# Written exercise
Your task is to filter the data below down to the lines holding "equivalente".

= = = =

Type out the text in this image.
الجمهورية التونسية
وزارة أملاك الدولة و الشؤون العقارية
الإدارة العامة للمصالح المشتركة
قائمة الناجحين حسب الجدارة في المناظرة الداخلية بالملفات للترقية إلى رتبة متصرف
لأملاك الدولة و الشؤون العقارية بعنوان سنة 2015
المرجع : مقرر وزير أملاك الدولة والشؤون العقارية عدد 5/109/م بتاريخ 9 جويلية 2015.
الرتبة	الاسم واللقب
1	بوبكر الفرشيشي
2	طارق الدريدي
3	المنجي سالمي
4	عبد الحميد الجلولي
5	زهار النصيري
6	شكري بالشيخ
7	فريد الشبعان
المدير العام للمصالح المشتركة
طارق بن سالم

= = = =

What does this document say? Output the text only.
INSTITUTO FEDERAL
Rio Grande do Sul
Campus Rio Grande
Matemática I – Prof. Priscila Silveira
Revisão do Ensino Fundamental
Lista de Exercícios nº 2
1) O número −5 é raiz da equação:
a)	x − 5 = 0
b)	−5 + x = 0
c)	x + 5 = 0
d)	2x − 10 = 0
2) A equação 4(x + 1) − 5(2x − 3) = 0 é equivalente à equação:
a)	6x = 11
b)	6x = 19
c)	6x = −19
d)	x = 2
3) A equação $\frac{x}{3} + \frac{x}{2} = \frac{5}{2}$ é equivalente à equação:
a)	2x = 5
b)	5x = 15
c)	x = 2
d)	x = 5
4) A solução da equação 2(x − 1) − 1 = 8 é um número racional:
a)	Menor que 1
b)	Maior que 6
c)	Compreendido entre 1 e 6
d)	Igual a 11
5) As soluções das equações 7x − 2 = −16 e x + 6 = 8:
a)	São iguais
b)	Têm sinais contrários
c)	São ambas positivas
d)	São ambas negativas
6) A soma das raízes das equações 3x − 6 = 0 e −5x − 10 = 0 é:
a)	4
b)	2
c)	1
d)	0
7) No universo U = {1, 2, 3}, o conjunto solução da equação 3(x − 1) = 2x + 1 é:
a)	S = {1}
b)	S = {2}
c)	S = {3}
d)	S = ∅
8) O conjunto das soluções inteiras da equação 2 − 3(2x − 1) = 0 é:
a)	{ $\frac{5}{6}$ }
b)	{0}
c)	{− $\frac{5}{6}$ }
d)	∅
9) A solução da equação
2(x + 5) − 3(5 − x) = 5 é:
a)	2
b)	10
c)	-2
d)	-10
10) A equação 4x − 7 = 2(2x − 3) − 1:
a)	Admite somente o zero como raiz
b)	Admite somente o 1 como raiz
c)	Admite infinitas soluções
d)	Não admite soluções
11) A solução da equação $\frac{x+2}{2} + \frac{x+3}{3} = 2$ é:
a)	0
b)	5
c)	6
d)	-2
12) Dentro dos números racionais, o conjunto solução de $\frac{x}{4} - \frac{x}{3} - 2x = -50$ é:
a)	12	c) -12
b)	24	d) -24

= = = =

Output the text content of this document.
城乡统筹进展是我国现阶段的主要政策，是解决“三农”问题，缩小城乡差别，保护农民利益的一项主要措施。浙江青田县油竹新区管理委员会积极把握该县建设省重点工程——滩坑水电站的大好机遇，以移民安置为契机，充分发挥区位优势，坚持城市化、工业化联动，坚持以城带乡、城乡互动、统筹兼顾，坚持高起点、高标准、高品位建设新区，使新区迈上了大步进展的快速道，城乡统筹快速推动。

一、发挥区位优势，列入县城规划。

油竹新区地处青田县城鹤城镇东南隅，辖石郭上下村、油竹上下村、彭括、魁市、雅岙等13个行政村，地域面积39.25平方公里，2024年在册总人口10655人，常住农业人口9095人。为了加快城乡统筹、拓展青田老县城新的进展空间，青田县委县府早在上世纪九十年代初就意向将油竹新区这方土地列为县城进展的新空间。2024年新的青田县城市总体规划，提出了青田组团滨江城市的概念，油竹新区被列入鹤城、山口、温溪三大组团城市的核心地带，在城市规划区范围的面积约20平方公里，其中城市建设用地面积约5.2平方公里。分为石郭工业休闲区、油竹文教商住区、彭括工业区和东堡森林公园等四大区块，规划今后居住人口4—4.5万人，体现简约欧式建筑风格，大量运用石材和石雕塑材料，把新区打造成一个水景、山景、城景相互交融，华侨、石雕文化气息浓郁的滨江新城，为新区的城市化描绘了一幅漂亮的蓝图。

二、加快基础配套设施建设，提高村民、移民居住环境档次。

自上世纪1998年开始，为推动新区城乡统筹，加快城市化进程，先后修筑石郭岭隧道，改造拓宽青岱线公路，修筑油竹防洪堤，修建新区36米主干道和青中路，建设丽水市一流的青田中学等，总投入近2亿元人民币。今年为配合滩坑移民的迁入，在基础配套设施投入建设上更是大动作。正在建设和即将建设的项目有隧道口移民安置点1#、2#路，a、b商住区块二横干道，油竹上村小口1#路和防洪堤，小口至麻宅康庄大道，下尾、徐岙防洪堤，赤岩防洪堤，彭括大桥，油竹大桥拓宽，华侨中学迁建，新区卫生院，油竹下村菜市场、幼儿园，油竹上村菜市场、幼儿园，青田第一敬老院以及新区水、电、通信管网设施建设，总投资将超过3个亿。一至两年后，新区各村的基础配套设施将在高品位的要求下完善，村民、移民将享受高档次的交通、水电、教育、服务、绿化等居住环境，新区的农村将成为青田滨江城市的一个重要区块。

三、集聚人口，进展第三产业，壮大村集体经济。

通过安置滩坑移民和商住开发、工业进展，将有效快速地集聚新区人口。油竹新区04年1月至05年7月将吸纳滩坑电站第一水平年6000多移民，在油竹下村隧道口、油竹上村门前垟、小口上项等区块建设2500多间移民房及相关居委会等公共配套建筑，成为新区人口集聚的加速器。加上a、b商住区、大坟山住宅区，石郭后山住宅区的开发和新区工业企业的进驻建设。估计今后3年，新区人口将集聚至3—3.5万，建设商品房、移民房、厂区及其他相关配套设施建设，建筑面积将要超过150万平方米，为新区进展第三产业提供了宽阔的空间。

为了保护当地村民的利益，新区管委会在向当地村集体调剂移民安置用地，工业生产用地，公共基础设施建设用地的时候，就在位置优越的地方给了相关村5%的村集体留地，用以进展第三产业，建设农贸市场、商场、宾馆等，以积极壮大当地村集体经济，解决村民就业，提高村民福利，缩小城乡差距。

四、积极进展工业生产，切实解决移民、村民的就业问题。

= = = =

# The solution
2) A equação 4(x + 1) − 5(2x − 3) = 0 é equivalente à equação:
3) A equação $\frac{x}{3} + \frac{x}{2} = \frac{5}{2}$ é equivalente à equação:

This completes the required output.